◆ The exercise: Locate all lines with the word "this" and copy them out.

--- begin Available data ---

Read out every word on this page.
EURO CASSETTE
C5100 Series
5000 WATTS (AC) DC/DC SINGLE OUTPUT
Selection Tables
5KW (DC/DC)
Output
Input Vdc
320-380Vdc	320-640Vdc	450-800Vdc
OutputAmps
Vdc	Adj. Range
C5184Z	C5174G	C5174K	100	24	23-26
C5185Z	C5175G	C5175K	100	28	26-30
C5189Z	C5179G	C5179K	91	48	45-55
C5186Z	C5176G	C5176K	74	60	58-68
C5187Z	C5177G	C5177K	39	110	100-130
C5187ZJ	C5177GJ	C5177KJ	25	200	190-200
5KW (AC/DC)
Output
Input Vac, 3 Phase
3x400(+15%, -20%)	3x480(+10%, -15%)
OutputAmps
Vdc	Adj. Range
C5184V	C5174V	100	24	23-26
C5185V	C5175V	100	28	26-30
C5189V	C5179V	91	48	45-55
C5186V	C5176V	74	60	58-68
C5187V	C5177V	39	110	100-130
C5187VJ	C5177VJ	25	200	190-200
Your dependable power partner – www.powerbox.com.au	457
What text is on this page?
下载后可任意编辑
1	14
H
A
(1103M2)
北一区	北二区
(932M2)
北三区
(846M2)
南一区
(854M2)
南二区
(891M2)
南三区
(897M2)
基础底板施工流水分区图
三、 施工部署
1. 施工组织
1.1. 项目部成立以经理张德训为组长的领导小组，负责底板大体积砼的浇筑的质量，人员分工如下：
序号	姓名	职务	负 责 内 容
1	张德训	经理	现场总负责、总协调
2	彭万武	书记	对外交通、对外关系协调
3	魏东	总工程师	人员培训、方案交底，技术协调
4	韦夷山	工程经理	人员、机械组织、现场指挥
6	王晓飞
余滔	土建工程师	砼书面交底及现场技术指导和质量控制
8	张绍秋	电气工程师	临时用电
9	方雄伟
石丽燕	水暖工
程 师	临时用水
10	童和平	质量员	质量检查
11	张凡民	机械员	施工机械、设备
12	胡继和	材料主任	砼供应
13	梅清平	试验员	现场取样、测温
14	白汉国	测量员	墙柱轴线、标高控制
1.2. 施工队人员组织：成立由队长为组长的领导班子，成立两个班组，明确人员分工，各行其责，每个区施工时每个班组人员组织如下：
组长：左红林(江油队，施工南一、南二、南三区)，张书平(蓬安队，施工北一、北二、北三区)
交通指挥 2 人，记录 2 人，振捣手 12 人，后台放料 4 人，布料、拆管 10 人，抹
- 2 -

--- end Available data ---

◆ Response to the task:
Read out every word on this page.
What text is on this page?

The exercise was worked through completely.